§ Given exercise: Find every row below that contains the string "status", and copy each of those rows.

§ Rows from a collection:
_ _ _ _ _

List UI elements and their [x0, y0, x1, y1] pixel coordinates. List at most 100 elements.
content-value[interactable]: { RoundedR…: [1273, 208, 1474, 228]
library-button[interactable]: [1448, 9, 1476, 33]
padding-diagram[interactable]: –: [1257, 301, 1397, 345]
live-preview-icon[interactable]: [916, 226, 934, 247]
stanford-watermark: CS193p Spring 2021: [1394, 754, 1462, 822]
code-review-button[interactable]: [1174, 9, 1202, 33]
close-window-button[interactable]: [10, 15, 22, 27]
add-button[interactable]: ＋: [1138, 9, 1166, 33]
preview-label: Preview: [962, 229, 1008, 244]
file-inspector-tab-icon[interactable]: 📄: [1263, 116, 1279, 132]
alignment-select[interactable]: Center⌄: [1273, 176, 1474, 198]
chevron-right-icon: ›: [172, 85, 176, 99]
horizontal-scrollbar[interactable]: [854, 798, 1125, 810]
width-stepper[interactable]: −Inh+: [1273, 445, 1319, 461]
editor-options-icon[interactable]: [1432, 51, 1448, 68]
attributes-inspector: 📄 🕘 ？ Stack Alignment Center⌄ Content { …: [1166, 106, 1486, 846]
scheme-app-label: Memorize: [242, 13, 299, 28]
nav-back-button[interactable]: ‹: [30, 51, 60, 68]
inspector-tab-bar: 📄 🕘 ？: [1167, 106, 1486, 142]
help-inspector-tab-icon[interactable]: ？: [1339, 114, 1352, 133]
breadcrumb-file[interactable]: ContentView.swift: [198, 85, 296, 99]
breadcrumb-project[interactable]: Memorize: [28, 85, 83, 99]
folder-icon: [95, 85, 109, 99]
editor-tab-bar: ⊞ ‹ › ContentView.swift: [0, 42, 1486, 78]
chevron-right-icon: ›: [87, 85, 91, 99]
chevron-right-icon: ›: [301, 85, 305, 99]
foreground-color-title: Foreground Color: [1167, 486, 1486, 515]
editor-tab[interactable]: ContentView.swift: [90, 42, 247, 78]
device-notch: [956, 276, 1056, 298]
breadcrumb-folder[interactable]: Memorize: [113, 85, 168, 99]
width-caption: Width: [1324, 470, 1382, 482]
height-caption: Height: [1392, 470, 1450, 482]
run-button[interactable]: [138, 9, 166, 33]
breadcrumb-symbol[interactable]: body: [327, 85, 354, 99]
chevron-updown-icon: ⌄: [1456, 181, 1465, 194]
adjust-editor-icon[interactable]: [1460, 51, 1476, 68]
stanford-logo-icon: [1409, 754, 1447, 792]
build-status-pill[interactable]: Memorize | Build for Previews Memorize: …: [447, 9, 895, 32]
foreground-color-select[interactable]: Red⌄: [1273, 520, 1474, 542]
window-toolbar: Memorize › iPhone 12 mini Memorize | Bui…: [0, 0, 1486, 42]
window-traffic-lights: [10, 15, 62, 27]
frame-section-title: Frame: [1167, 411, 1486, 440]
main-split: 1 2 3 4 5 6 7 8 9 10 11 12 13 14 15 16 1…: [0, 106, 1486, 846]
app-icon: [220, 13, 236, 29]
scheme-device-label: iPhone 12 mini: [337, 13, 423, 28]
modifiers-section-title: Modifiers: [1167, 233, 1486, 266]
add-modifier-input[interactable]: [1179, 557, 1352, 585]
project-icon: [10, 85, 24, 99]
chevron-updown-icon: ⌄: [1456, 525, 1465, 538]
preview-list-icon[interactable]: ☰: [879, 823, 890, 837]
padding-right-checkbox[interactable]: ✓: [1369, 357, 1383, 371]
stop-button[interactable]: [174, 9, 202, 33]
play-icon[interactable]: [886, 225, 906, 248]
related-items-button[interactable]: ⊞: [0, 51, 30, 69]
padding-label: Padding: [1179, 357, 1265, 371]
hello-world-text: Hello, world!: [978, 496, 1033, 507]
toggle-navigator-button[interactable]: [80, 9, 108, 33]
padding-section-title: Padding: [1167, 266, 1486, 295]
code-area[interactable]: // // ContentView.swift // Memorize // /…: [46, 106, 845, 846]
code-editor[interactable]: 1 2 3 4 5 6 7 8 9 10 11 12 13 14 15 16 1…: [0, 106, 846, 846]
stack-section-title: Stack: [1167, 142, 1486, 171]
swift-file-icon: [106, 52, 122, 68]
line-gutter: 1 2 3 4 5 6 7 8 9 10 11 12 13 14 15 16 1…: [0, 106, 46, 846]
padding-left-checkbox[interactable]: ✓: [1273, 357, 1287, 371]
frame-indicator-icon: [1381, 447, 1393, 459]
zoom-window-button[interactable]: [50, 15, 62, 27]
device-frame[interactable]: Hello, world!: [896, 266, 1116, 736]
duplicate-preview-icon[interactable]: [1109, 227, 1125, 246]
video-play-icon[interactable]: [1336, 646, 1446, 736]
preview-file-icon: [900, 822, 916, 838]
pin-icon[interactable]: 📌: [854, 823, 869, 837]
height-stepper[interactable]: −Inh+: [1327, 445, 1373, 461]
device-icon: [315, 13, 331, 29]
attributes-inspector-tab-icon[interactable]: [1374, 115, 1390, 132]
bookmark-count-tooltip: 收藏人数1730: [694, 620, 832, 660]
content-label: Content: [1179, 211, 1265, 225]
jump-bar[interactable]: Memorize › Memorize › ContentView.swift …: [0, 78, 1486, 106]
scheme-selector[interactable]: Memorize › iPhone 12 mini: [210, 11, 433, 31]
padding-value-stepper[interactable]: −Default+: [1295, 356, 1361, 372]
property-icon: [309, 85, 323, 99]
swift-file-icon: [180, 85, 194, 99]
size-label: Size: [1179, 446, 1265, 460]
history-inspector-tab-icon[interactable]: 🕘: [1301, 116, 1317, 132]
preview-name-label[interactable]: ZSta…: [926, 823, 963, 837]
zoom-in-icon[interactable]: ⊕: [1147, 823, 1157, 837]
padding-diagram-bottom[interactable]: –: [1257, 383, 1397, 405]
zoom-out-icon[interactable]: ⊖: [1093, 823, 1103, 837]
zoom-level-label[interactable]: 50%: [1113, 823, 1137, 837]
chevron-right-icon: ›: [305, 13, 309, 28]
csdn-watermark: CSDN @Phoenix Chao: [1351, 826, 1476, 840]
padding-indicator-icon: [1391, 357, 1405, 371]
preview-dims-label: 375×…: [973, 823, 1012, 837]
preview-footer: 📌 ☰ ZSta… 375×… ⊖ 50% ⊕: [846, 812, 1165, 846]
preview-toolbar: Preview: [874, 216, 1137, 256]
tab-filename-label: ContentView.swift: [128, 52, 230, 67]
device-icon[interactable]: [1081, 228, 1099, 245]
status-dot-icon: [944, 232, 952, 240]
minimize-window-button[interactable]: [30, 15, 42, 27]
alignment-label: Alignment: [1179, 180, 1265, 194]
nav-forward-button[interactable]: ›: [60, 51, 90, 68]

_ _ _ _ _

§ Exercise output:
build-status-pill[interactable]: Memorize | Build for Previews Memorize: …: [447, 9, 895, 32]
status-dot-icon: [944, 232, 952, 240]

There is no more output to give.